**Short exercise:** Below is a listing to transcribe in full and exactly; keep the pictures out.

**Dataset content:**
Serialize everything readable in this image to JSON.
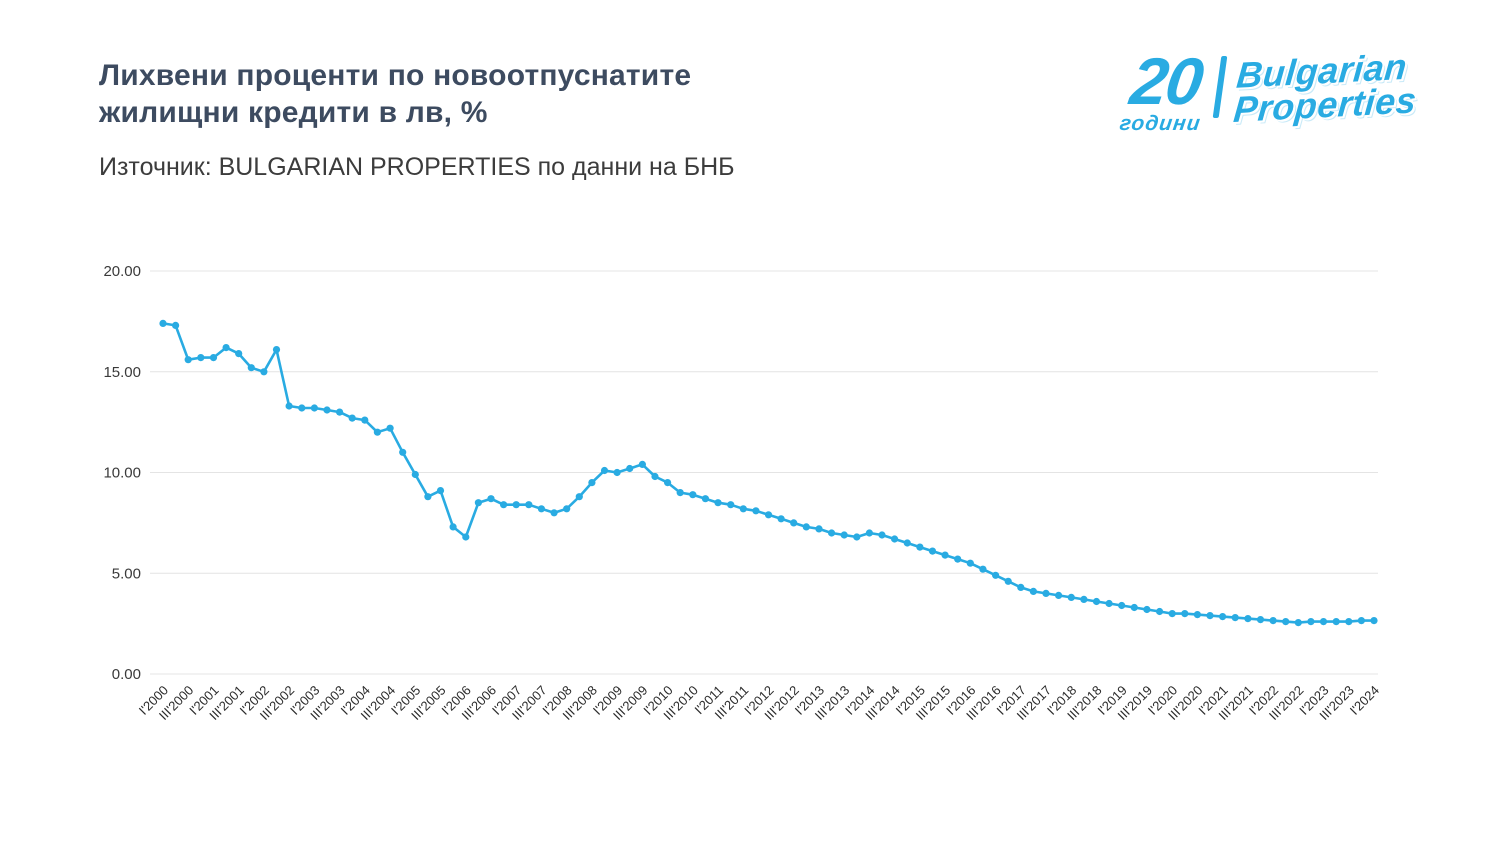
{
  "header": {
    "title": "Лихвени проценти по новоотпуснатите жилищни кредити в лв, %",
    "source": "Източник: BULGARIAN PROPERTIES по данни на БНБ"
  },
  "logo": {
    "number": "20",
    "years_label": "години",
    "brand_line1": "Bulgarian",
    "brand_line2": "Properties",
    "color": "#29ABE2"
  },
  "chart_data": {
    "type": "line",
    "title": "Лихвени проценти по новоотпуснатите жилищни кредити в лв, %",
    "xlabel": "",
    "ylabel": "",
    "ylim": [
      0,
      20
    ],
    "y_ticks": [
      "0.00",
      "5.00",
      "10.00",
      "15.00",
      "20.00"
    ],
    "grid": true,
    "grid_color": "#e4e4e4",
    "legend": "none",
    "series_color": "#29ABE2",
    "label_every": 2,
    "tick_labels": [
      "I'2000",
      "III'2000",
      "I'2001",
      "III'2001",
      "I'2002",
      "III'2002",
      "I'2003",
      "III'2003",
      "I'2004",
      "III'2004",
      "I'2005",
      "III'2005",
      "I'2006",
      "III'2006",
      "I'2007",
      "III'2007",
      "I'2008",
      "III'2008",
      "I'2009",
      "III'2009",
      "I'2010",
      "III'2010",
      "I'2011",
      "III'2011",
      "I'2012",
      "III'2012",
      "I'2013",
      "III'2013",
      "I'2014",
      "III'2014",
      "I'2015",
      "III'2015",
      "I'2016",
      "III'2016",
      "I'2017",
      "III'2017",
      "I'2018",
      "III'2018",
      "I'2019",
      "III'2019",
      "I'2020",
      "III'2020",
      "I'2021",
      "III'2021",
      "I'2022",
      "III'2022",
      "I'2023",
      "III'2023",
      "I'2024"
    ],
    "values": [
      17.4,
      17.3,
      15.6,
      15.7,
      15.7,
      16.2,
      15.9,
      15.2,
      15.0,
      16.1,
      13.3,
      13.2,
      13.2,
      13.1,
      13.0,
      12.7,
      12.6,
      12.0,
      12.2,
      11.0,
      9.9,
      8.8,
      9.1,
      7.3,
      6.8,
      8.5,
      8.7,
      8.4,
      8.4,
      8.4,
      8.2,
      8.0,
      8.2,
      8.8,
      9.5,
      10.1,
      10.0,
      10.2,
      10.4,
      9.8,
      9.5,
      9.0,
      8.9,
      8.7,
      8.5,
      8.4,
      8.2,
      8.1,
      7.9,
      7.7,
      7.5,
      7.3,
      7.2,
      7.0,
      6.9,
      6.8,
      7.0,
      6.9,
      6.7,
      6.5,
      6.3,
      6.1,
      5.9,
      5.7,
      5.5,
      5.2,
      4.9,
      4.6,
      4.3,
      4.1,
      4.0,
      3.9,
      3.8,
      3.7,
      3.6,
      3.5,
      3.4,
      3.3,
      3.2,
      3.1,
      3.0,
      3.0,
      2.95,
      2.9,
      2.85,
      2.8,
      2.75,
      2.7,
      2.65,
      2.6,
      2.55,
      2.6,
      2.6,
      2.6,
      2.6,
      2.65,
      2.65
    ]
  }
}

**Problem solution:**
Serialize everything readable in this image to JSON.
{
  "header": {
    "title": "Лихвени проценти по новоотпуснатите жилищни кредити в лв, %",
    "source": "Източник: BULGARIAN PROPERTIES по данни на БНБ"
  },
  "logo": {
    "number": "20",
    "years_label": "години",
    "brand_line1": "Bulgarian",
    "brand_line2": "Properties",
    "color": "#29ABE2"
  },
  "chart_data": {
    "type": "line",
    "title": "Лихвени проценти по новоотпуснатите жилищни кредити в лв, %",
    "xlabel": "",
    "ylabel": "",
    "ylim": [
      0,
      20
    ],
    "y_ticks": [
      "0.00",
      "5.00",
      "10.00",
      "15.00",
      "20.00"
    ],
    "grid": true,
    "grid_color": "#e4e4e4",
    "legend": "none",
    "series_color": "#29ABE2",
    "label_every": 2,
    "tick_labels": [
      "I'2000",
      "III'2000",
      "I'2001",
      "III'2001",
      "I'2002",
      "III'2002",
      "I'2003",
      "III'2003",
      "I'2004",
      "III'2004",
      "I'2005",
      "III'2005",
      "I'2006",
      "III'2006",
      "I'2007",
      "III'2007",
      "I'2008",
      "III'2008",
      "I'2009",
      "III'2009",
      "I'2010",
      "III'2010",
      "I'2011",
      "III'2011",
      "I'2012",
      "III'2012",
      "I'2013",
      "III'2013",
      "I'2014",
      "III'2014",
      "I'2015",
      "III'2015",
      "I'2016",
      "III'2016",
      "I'2017",
      "III'2017",
      "I'2018",
      "III'2018",
      "I'2019",
      "III'2019",
      "I'2020",
      "III'2020",
      "I'2021",
      "III'2021",
      "I'2022",
      "III'2022",
      "I'2023",
      "III'2023",
      "I'2024"
    ],
    "values": [
      17.4,
      17.3,
      15.6,
      15.7,
      15.7,
      16.2,
      15.9,
      15.2,
      15.0,
      16.1,
      13.3,
      13.2,
      13.2,
      13.1,
      13.0,
      12.7,
      12.6,
      12.0,
      12.2,
      11.0,
      9.9,
      8.8,
      9.1,
      7.3,
      6.8,
      8.5,
      8.7,
      8.4,
      8.4,
      8.4,
      8.2,
      8.0,
      8.2,
      8.8,
      9.5,
      10.1,
      10.0,
      10.2,
      10.4,
      9.8,
      9.5,
      9.0,
      8.9,
      8.7,
      8.5,
      8.4,
      8.2,
      8.1,
      7.9,
      7.7,
      7.5,
      7.3,
      7.2,
      7.0,
      6.9,
      6.8,
      7.0,
      6.9,
      6.7,
      6.5,
      6.3,
      6.1,
      5.9,
      5.7,
      5.5,
      5.2,
      4.9,
      4.6,
      4.3,
      4.1,
      4.0,
      3.9,
      3.8,
      3.7,
      3.6,
      3.5,
      3.4,
      3.3,
      3.2,
      3.1,
      3.0,
      3.0,
      2.95,
      2.9,
      2.85,
      2.8,
      2.75,
      2.7,
      2.65,
      2.6,
      2.55,
      2.6,
      2.6,
      2.6,
      2.6,
      2.65,
      2.65
    ]
  }
}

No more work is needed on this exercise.